* _THE REQUEST_: Skip the pictures. Repeat everything else in the records word for word.

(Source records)
---------------
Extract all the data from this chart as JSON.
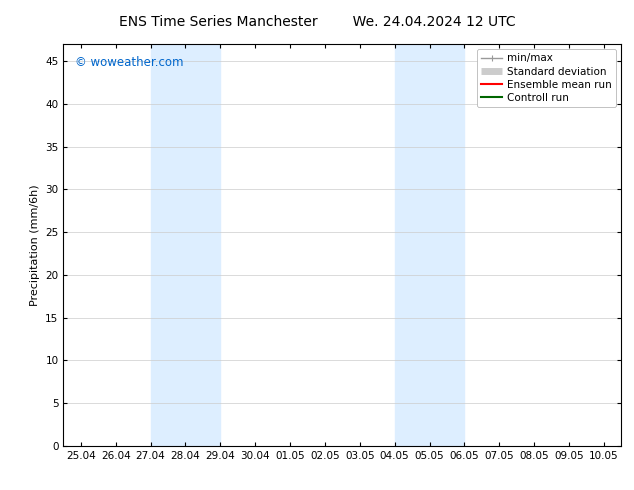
{
  "title_left": "ENS Time Series Manchester",
  "title_right": "We. 24.04.2024 12 UTC",
  "ylabel": "Precipitation (mm/6h)",
  "xlabel": "",
  "ylim": [
    0,
    47
  ],
  "yticks": [
    0,
    5,
    10,
    15,
    20,
    25,
    30,
    35,
    40,
    45
  ],
  "xtick_labels": [
    "25.04",
    "26.04",
    "27.04",
    "28.04",
    "29.04",
    "30.04",
    "01.05",
    "02.05",
    "03.05",
    "04.05",
    "05.05",
    "06.05",
    "07.05",
    "08.05",
    "09.05",
    "10.05"
  ],
  "xtick_positions": [
    0,
    1,
    2,
    3,
    4,
    5,
    6,
    7,
    8,
    9,
    10,
    11,
    12,
    13,
    14,
    15
  ],
  "xlim": [
    -0.5,
    15.5
  ],
  "shaded_bands": [
    {
      "xmin": 2,
      "xmax": 4,
      "color": "#ddeeff"
    },
    {
      "xmin": 9,
      "xmax": 11,
      "color": "#ddeeff"
    }
  ],
  "watermark_text": "© woweather.com",
  "watermark_color": "#0066cc",
  "background_color": "#ffffff",
  "legend_items": [
    {
      "label": "min/max",
      "color": "#999999",
      "linestyle": "-",
      "linewidth": 1.0
    },
    {
      "label": "Standard deviation",
      "color": "#cccccc",
      "linestyle": "-",
      "linewidth": 5
    },
    {
      "label": "Ensemble mean run",
      "color": "#ff0000",
      "linestyle": "-",
      "linewidth": 1.5
    },
    {
      "label": "Controll run",
      "color": "#006600",
      "linestyle": "-",
      "linewidth": 1.5
    }
  ],
  "title_fontsize": 10,
  "axis_label_fontsize": 8,
  "tick_fontsize": 7.5,
  "legend_fontsize": 7.5,
  "watermark_fontsize": 8.5
}
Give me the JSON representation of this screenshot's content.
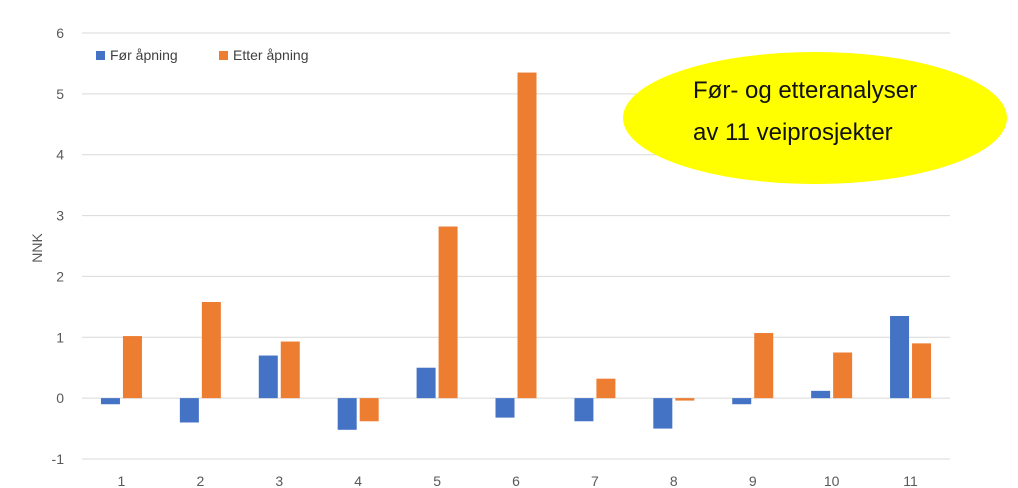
---------------
* _COMPLETED EXERCISE_:
Extract all the data from this chart as JSON.
{
  "title_left": "ENS Time Series Manchester",
  "title_right": "We. 24.04.2024 12 UTC",
  "ylabel": "Precipitation (mm/6h)",
  "xlabel": "",
  "ylim": [
    0,
    47
  ],
  "yticks": [
    0,
    5,
    10,
    15,
    20,
    25,
    30,
    35,
    40,
    45
  ],
  "xtick_labels": [
    "25.04",
    "26.04",
    "27.04",
    "28.04",
    "29.04",
    "30.04",
    "01.05",
    "02.05",
    "03.05",
    "04.05",
    "05.05",
    "06.05",
    "07.05",
    "08.05",
    "09.05",
    "10.05"
  ],
  "xtick_positions": [
    0,
    1,
    2,
    3,
    4,
    5,
    6,
    7,
    8,
    9,
    10,
    11,
    12,
    13,
    14,
    15
  ],
  "xlim": [
    -0.5,
    15.5
  ],
  "shaded_bands": [
    {
      "xmin": 2,
      "xmax": 4,
      "color": "#ddeeff"
    },
    {
      "xmin": 9,
      "xmax": 11,
      "color": "#ddeeff"
    }
  ],
  "watermark_text": "© woweather.com",
  "watermark_color": "#0066cc",
  "background_color": "#ffffff",
  "legend_items": [
    {
      "label": "min/max",
      "color": "#999999",
      "linestyle": "-",
      "linewidth": 1.0
    },
    {
      "label": "Standard deviation",
      "color": "#cccccc",
      "linestyle": "-",
      "linewidth": 5
    },
    {
      "label": "Ensemble mean run",
      "color": "#ff0000",
      "linestyle": "-",
      "linewidth": 1.5
    },
    {
      "label": "Controll run",
      "color": "#006600",
      "linestyle": "-",
      "linewidth": 1.5
    }
  ],
  "title_fontsize": 10,
  "axis_label_fontsize": 8,
  "tick_fontsize": 7.5,
  "legend_fontsize": 7.5,
  "watermark_fontsize": 8.5
}
Give me the JSON representation of this screenshot's content.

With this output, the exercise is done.